* _Supplied entries_

══════

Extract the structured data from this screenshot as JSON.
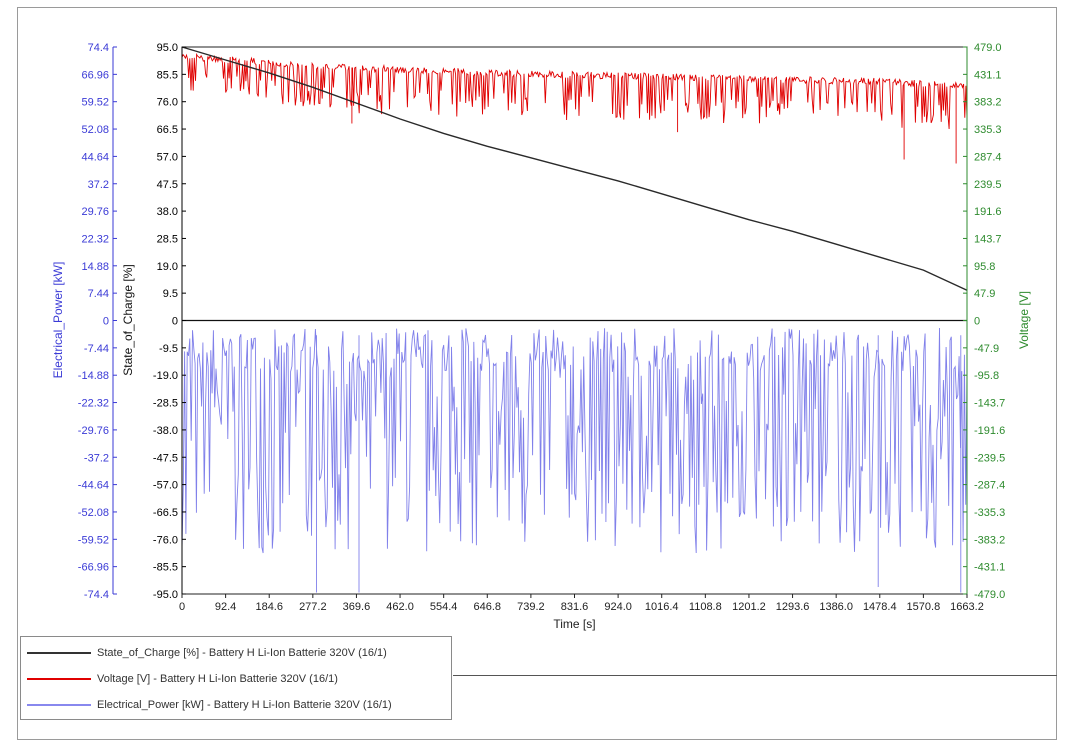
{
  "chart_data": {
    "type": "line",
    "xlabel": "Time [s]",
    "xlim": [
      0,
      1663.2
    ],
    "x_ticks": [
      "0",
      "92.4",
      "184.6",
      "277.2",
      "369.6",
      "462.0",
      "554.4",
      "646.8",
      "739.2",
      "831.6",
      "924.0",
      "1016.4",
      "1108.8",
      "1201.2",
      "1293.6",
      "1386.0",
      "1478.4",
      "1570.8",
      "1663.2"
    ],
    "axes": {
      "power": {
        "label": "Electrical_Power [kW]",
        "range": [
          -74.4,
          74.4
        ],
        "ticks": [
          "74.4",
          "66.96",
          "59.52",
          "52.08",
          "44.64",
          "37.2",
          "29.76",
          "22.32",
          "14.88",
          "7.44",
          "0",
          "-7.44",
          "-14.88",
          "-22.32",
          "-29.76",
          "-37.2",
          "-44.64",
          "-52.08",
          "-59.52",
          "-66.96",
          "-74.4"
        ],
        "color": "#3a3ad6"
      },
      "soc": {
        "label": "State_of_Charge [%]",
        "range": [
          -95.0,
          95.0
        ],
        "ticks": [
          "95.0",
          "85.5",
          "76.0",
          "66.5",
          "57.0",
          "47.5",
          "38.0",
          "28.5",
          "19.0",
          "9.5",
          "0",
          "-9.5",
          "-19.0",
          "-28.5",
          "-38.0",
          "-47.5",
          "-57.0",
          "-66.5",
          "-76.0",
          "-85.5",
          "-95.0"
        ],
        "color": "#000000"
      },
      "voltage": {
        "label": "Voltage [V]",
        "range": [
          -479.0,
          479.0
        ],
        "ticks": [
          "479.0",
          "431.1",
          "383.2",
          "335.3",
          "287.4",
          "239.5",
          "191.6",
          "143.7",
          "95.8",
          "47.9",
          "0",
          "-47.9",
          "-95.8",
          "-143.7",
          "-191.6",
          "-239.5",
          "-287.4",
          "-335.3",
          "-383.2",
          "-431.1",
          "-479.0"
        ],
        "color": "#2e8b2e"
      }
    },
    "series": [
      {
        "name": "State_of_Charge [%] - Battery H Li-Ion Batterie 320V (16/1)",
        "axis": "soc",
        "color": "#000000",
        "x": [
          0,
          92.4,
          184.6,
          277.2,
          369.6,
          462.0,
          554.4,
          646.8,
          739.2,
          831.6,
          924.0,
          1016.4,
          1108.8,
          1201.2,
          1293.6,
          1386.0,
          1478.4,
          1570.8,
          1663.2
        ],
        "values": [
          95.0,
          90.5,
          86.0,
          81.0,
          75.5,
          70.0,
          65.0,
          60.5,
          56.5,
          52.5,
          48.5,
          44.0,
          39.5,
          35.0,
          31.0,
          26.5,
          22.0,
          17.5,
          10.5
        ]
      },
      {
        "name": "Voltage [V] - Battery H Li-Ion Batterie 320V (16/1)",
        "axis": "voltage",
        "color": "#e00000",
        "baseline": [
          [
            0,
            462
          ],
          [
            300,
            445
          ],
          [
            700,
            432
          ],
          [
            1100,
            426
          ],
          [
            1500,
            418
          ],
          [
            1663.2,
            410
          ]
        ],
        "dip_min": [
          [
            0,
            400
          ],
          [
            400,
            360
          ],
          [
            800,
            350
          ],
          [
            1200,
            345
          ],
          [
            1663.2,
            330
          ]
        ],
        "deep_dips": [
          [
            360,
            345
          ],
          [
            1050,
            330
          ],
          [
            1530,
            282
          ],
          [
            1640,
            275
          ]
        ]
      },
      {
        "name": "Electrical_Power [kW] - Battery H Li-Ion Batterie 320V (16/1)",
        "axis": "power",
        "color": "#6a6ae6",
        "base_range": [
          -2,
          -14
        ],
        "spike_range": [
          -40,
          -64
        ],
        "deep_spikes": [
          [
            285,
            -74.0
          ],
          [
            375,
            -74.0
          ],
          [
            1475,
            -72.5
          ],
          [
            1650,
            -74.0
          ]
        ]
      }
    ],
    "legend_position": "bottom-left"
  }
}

══════

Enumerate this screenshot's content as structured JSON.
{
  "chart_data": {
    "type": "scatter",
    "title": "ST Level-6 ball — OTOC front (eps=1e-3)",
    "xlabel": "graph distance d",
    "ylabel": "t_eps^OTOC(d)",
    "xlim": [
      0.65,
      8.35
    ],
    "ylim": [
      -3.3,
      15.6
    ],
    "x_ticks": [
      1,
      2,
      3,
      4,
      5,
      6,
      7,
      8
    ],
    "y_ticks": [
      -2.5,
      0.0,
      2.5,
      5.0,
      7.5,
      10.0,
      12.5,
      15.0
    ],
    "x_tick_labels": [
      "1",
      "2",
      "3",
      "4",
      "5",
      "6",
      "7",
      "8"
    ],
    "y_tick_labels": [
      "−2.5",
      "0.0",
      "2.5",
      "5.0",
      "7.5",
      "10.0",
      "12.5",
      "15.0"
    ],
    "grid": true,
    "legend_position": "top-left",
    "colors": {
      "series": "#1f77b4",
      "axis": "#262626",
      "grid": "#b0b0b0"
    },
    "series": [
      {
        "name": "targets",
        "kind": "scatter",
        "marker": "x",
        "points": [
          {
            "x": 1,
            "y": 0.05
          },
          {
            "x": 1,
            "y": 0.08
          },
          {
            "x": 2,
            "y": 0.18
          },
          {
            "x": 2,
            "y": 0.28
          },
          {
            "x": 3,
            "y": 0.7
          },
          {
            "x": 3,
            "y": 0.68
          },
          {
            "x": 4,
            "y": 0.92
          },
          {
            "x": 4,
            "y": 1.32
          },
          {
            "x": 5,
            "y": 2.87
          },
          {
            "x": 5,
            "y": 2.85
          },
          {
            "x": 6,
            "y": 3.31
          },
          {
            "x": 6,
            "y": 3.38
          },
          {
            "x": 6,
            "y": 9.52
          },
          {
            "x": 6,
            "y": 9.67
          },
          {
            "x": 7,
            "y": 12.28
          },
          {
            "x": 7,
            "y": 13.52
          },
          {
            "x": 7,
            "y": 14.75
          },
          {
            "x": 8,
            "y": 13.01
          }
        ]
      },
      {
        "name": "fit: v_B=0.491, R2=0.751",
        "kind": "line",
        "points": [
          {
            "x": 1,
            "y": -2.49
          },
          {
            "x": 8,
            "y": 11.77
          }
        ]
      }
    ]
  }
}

══════

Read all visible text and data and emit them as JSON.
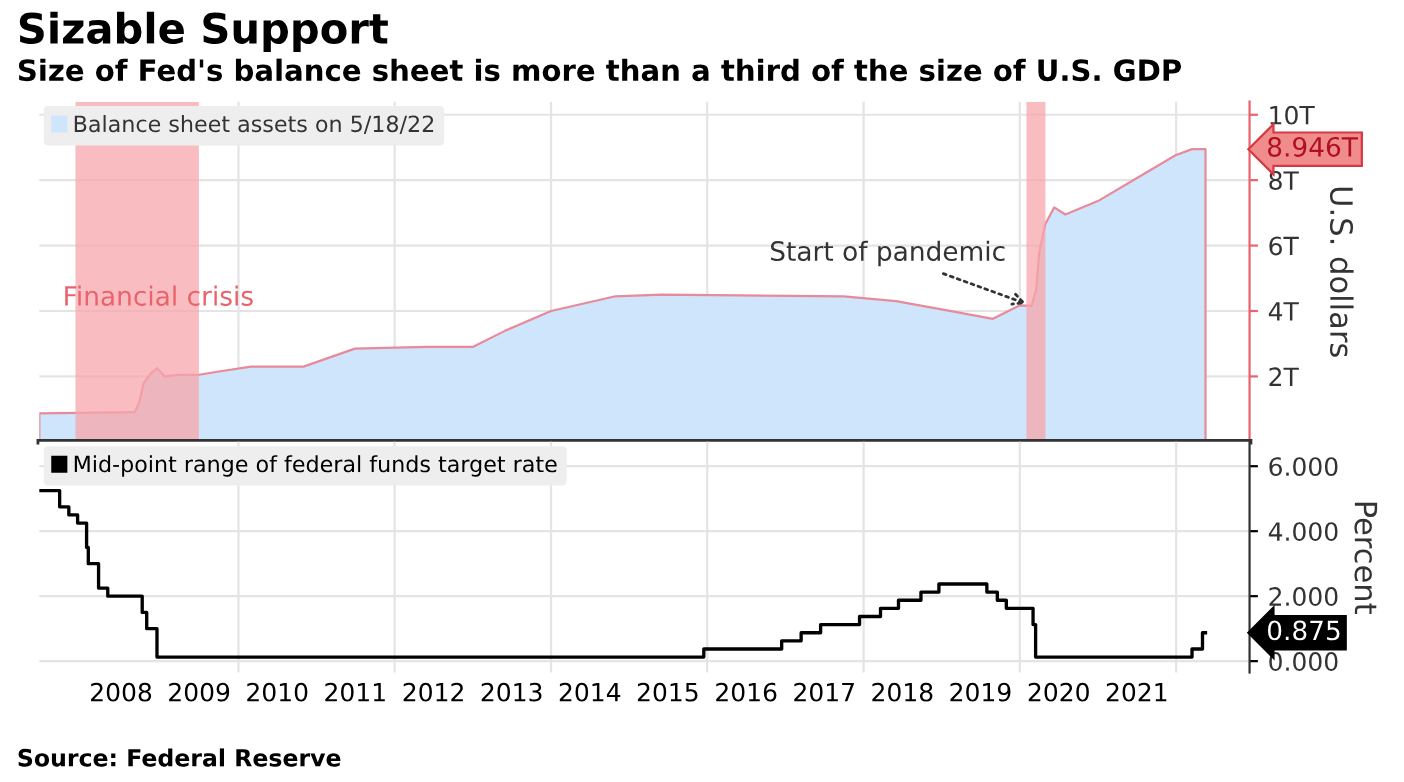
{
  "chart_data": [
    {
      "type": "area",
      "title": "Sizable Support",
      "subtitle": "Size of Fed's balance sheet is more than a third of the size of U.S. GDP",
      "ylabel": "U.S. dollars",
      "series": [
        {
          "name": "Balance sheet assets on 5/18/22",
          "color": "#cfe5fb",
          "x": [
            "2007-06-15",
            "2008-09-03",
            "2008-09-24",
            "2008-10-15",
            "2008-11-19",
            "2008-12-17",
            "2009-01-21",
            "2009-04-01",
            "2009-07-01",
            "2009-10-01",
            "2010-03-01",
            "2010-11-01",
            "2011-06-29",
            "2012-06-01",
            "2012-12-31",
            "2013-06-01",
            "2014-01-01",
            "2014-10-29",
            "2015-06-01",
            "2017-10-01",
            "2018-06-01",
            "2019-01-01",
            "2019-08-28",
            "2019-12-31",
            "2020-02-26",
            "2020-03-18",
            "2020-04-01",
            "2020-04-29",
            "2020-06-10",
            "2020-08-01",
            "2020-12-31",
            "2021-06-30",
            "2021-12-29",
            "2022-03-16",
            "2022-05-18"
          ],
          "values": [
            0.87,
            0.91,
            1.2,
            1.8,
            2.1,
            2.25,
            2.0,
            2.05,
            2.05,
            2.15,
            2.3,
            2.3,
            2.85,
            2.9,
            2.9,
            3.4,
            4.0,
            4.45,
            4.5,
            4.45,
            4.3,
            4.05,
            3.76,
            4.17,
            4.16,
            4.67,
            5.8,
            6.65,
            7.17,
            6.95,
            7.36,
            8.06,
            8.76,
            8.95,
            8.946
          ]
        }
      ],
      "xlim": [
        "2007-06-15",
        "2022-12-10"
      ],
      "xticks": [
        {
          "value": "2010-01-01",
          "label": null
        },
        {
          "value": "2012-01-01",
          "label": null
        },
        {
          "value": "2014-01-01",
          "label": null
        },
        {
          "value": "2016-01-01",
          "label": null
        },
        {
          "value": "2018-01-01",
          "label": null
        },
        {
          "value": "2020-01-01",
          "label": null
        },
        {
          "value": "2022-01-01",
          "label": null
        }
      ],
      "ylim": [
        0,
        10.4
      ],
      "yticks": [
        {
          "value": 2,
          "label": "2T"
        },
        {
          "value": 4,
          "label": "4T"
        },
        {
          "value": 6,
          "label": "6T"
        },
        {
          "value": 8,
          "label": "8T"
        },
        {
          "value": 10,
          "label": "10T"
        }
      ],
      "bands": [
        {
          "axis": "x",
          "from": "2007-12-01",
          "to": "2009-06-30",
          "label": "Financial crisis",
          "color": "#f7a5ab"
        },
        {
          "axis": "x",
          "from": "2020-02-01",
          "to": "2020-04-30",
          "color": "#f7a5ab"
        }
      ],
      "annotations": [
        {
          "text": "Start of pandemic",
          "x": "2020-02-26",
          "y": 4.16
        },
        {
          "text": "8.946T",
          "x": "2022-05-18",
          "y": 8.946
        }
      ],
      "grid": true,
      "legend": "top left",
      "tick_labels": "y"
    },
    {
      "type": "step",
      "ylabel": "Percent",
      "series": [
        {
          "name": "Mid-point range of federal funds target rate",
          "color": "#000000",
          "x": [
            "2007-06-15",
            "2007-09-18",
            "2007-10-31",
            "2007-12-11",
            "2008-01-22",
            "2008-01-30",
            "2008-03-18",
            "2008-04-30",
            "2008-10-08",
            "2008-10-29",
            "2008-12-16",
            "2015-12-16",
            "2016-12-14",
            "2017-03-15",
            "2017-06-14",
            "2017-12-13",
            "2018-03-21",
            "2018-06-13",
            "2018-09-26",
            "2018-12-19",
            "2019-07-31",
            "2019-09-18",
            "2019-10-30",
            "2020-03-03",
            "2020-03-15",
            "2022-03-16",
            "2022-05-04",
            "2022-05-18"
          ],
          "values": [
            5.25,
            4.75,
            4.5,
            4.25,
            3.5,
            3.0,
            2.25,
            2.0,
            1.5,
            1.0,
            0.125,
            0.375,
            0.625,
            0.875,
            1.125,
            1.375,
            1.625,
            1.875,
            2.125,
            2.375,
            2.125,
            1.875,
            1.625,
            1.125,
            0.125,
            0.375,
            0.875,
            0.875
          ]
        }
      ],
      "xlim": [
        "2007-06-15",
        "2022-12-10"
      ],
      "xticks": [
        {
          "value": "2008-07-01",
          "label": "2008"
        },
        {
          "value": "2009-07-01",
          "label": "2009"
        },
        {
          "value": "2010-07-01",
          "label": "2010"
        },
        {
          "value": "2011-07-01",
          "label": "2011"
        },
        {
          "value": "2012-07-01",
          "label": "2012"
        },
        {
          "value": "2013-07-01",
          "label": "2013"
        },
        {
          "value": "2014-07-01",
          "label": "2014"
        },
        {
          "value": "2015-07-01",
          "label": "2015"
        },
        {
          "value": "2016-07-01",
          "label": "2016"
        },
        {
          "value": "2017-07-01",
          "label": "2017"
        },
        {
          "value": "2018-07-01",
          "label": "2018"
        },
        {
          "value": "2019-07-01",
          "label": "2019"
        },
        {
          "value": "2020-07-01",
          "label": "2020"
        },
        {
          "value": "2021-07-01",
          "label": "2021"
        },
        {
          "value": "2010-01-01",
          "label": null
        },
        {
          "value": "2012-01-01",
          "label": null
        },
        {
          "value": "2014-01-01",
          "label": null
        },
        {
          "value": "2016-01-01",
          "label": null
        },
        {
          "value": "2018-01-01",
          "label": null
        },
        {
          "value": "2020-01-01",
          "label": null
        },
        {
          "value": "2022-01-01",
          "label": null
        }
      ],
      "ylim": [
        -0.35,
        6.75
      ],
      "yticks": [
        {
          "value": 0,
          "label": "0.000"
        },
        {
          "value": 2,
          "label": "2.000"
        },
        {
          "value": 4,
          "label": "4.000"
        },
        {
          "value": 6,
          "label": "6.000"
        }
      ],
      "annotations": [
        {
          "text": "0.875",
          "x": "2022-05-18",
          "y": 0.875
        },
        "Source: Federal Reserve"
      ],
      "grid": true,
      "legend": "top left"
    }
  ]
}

══════

* _Task prompt_
List the lines of the entries that include "text".

* _Solution for this task_
Read all visible text and data and emit them as JSON.
          "text": "Start of pandemic",
          "text": "8.946T",
          "text": "0.875",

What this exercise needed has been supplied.